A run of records
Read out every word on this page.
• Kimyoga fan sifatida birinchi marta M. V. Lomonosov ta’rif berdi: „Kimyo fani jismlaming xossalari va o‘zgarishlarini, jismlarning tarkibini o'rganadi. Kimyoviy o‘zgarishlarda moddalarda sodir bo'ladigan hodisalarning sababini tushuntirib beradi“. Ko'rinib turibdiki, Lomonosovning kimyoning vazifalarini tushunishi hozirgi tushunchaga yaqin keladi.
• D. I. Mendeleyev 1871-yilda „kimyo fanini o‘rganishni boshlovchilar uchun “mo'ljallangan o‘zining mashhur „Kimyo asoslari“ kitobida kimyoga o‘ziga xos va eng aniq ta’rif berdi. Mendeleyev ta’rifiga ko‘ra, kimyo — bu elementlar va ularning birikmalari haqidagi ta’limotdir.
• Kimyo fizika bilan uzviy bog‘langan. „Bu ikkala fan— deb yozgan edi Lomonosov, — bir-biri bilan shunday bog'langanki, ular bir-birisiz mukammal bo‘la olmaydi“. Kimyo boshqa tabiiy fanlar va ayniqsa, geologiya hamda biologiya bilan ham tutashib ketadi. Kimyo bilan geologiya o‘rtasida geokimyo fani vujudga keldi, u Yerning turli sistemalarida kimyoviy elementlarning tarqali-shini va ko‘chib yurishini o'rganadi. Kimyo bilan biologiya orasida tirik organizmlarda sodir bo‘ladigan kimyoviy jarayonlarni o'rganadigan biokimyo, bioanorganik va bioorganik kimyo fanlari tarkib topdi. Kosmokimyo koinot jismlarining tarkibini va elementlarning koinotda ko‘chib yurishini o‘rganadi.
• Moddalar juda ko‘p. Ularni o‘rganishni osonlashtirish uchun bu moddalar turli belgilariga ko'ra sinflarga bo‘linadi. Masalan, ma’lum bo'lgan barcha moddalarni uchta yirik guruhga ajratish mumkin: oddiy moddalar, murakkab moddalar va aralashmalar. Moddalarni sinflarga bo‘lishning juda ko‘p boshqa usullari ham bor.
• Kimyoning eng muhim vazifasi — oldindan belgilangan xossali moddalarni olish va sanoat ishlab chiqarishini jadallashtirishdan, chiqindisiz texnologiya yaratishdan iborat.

→ What is asked: Every line above should be printed again exactly as it stands.

→ Full answer:
Read out every word on this page.
• Kimyoga fan sifatida birinchi marta M. V. Lomonosov ta’rif berdi: „Kimyo fani jismlaming xossalari va o‘zgarishlarini, jismlarning tarkibini o'rganadi. Kimyoviy o‘zgarishlarda moddalarda sodir bo'ladigan hodisalarning sababini tushuntirib beradi“. Ko'rinib turibdiki, Lomonosovning kimyoning vazifalarini tushunishi hozirgi tushunchaga yaqin keladi.
• D. I. Mendeleyev 1871-yilda „kimyo fanini o‘rganishni boshlovchilar uchun “mo'ljallangan o‘zining mashhur „Kimyo asoslari“ kitobida kimyoga o‘ziga xos va eng aniq ta’rif berdi. Mendeleyev ta’rifiga ko‘ra, kimyo — bu elementlar va ularning birikmalari haqidagi ta’limotdir.
• Kimyo fizika bilan uzviy bog‘langan. „Bu ikkala fan— deb yozgan edi Lomonosov, — bir-biri bilan shunday bog'langanki, ular bir-birisiz mukammal bo‘la olmaydi“. Kimyo boshqa tabiiy fanlar va ayniqsa, geologiya hamda biologiya bilan ham tutashib ketadi. Kimyo bilan geologiya o‘rtasida geokimyo fani vujudga keldi, u Yerning turli sistemalarida kimyoviy elementlarning tarqali-shini va ko‘chib yurishini o'rganadi. Kimyo bilan biologiya orasida tirik organizmlarda sodir bo‘ladigan kimyoviy jarayonlarni o'rganadigan biokimyo, bioanorganik va bioorganik kimyo fanlari tarkib topdi. Kosmokimyo koinot jismlarining tarkibini va elementlarning koinotda ko‘chib yurishini o‘rganadi.
• Moddalar juda ko‘p. Ularni o‘rganishni osonlashtirish uchun bu moddalar turli belgilariga ko'ra sinflarga bo‘linadi. Masalan, ma’lum bo'lgan barcha moddalarni uchta yirik guruhga ajratish mumkin: oddiy moddalar, murakkab moddalar va aralashmalar. Moddalarni sinflarga bo‘lishning juda ko‘p boshqa usullari ham bor.
• Kimyoning eng muhim vazifasi — oldindan belgilangan xossali moddalarni olish va sanoat ishlab chiqarishini jadallashtirishdan, chiqindisiz texnologiya yaratishdan iborat.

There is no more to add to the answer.